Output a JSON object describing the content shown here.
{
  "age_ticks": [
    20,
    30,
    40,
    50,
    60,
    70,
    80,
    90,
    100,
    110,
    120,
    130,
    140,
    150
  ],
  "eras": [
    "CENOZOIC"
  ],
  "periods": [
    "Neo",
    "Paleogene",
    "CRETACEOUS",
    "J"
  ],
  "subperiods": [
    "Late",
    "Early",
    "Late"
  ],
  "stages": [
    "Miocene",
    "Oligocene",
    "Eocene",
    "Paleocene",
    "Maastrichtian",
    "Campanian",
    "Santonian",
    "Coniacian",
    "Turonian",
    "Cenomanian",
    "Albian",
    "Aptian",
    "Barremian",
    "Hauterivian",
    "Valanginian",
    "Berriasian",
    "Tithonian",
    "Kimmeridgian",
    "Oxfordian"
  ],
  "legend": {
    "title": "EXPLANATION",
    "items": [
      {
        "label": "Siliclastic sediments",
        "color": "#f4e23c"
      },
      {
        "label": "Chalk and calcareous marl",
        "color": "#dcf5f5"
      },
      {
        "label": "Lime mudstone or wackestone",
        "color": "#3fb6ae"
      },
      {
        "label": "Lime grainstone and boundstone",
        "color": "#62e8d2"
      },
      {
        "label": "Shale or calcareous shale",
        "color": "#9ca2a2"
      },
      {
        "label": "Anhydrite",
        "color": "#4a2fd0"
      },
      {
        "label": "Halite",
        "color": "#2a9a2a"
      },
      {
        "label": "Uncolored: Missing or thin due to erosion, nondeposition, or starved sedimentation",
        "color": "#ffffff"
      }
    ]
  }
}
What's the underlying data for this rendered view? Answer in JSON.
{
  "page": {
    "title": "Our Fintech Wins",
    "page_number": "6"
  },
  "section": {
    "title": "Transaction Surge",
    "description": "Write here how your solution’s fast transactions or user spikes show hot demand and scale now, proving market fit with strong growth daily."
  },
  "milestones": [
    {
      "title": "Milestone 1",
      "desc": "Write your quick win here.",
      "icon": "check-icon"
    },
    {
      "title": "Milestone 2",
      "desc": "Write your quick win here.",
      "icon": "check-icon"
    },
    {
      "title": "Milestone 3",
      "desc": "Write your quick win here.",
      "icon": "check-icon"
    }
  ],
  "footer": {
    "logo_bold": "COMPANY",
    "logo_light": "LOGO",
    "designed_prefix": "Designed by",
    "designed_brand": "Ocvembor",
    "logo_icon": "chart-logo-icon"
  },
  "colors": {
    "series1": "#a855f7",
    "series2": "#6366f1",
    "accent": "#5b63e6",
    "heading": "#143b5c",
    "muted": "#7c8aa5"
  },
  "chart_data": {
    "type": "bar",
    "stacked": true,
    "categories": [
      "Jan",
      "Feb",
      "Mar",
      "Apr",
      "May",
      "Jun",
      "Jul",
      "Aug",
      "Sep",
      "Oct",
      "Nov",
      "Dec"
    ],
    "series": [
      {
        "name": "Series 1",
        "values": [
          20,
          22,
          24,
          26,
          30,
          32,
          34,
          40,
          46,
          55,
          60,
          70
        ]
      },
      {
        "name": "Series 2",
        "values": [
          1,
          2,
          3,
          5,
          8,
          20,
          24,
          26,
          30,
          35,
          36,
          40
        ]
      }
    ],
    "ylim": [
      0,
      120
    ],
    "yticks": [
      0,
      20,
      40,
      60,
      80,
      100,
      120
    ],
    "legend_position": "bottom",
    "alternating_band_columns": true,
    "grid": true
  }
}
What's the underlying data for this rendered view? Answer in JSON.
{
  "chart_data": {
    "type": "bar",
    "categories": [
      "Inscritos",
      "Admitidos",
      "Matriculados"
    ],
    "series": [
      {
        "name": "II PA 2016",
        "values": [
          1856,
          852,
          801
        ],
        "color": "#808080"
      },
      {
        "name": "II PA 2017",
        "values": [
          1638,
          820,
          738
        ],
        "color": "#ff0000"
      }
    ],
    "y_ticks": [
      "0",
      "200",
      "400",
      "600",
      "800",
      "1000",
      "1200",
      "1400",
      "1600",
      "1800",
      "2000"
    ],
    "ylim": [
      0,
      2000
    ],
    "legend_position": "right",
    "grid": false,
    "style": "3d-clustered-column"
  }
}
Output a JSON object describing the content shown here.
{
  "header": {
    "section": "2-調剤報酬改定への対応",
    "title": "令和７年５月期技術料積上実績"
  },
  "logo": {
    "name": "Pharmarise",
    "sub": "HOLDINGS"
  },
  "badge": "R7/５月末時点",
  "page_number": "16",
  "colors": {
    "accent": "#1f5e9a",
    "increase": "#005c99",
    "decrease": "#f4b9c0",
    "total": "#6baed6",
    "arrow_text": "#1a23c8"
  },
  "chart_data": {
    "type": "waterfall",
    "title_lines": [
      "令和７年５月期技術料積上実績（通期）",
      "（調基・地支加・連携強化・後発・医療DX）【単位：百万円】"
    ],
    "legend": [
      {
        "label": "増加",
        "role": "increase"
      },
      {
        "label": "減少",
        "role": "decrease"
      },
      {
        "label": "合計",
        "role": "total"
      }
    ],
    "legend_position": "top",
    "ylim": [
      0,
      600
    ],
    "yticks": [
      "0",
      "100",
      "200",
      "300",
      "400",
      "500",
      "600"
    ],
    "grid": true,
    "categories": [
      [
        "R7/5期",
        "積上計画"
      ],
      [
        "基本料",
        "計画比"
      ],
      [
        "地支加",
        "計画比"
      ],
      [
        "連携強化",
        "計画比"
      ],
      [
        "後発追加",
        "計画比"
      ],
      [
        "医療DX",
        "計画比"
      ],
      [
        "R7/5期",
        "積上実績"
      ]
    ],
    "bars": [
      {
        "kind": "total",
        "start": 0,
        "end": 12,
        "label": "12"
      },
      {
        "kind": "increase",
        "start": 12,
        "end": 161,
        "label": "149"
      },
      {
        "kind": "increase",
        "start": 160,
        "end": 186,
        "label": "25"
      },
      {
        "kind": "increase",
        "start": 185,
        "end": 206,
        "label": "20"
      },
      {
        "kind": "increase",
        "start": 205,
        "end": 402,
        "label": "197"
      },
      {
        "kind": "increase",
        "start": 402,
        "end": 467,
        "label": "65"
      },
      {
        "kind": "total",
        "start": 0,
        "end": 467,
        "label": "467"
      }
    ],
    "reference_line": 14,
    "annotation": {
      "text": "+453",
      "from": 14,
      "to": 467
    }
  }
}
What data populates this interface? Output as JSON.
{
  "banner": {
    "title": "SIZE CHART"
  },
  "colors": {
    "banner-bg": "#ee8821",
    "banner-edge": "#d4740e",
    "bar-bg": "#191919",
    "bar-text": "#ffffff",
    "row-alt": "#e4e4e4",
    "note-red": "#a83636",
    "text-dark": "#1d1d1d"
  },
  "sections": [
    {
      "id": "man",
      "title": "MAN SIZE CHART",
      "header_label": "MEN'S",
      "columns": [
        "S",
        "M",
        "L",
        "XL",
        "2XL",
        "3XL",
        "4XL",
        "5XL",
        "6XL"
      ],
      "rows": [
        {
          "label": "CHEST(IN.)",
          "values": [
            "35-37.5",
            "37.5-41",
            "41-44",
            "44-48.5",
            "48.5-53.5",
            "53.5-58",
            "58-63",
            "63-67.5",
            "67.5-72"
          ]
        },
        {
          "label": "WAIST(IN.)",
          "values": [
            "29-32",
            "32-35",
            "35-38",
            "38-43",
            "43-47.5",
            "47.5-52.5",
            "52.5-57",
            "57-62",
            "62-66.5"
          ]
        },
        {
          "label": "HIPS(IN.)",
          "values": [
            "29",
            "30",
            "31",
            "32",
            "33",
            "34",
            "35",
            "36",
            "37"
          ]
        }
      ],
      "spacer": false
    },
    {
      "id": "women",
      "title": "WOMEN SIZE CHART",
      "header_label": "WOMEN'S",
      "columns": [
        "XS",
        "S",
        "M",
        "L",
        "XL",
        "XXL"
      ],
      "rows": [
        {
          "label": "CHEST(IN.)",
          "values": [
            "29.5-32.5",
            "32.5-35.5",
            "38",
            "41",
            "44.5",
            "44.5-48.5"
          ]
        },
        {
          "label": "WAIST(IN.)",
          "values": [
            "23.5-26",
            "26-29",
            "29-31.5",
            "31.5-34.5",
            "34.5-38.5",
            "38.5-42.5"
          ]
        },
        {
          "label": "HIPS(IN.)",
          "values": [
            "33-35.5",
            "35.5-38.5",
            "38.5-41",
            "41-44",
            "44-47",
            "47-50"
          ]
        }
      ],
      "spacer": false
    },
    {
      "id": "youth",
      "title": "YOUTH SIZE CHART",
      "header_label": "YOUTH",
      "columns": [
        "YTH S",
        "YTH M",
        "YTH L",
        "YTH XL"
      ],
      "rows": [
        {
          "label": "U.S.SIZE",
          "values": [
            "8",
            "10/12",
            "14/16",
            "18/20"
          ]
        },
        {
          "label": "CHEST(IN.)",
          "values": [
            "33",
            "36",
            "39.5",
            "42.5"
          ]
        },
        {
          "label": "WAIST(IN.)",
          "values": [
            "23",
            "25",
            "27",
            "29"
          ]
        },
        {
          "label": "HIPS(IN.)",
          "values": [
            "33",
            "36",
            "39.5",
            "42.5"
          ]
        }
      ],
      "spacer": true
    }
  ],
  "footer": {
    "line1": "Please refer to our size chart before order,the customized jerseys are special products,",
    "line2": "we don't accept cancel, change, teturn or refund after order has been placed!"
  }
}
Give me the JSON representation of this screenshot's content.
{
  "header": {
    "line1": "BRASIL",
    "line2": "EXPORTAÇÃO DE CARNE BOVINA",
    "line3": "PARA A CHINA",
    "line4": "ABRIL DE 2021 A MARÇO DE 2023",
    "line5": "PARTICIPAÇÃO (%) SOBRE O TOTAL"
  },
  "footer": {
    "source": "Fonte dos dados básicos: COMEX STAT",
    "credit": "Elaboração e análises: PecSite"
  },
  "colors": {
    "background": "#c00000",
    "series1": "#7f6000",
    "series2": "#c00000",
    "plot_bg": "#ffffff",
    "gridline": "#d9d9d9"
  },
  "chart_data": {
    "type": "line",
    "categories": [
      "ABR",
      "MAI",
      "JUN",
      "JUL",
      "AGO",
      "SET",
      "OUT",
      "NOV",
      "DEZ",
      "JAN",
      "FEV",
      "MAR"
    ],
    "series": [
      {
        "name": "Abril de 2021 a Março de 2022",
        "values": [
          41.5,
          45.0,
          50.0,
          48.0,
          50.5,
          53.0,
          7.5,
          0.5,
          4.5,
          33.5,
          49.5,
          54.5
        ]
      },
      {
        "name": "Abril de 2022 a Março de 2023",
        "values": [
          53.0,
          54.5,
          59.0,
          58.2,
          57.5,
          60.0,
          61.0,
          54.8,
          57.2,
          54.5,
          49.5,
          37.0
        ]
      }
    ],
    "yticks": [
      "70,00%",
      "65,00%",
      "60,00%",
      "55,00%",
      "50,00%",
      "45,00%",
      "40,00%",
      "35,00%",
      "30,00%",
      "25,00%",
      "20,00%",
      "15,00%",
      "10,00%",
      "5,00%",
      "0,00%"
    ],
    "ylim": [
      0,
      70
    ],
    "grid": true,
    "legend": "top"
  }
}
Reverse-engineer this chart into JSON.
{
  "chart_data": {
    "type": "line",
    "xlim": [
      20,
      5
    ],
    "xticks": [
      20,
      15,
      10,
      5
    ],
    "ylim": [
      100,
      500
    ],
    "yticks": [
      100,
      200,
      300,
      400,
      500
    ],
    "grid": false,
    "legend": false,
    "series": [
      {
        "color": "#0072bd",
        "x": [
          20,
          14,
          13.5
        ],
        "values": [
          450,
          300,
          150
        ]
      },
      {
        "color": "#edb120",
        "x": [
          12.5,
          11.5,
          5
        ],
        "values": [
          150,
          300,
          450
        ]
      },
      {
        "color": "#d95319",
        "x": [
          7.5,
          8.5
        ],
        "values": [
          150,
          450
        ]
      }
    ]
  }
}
= = =
Return exactly, and only, the line containing "Reverse-engineer this chart into JSON." and every line after it through the end of the material.

**ANSWER TO THE PROBLEM**
Reverse-engineer this chart into JSON.
{
  "chart_data": {
    "type": "line",
    "xlim": [
      20,
      5
    ],
    "xticks": [
      20,
      15,
      10,
      5
    ],
    "ylim": [
      100,
      500
    ],
    "yticks": [
      100,
      200,
      300,
      400,
      500
    ],
    "grid": false,
    "legend": false,
    "series": [
      {
        "color": "#0072bd",
        "x": [
          20,
          14,
          13.5
        ],
        "values": [
          450,
          300,
          150
        ]
      },
      {
        "color": "#edb120",
        "x": [
          12.5,
          11.5,
          5
        ],
        "values": [
          150,
          300,
          450
        ]
      },
      {
        "color": "#d95319",
        "x": [
          7.5,
          8.5
        ],
        "values": [
          150,
          450
        ]
      }
    ]
  }
}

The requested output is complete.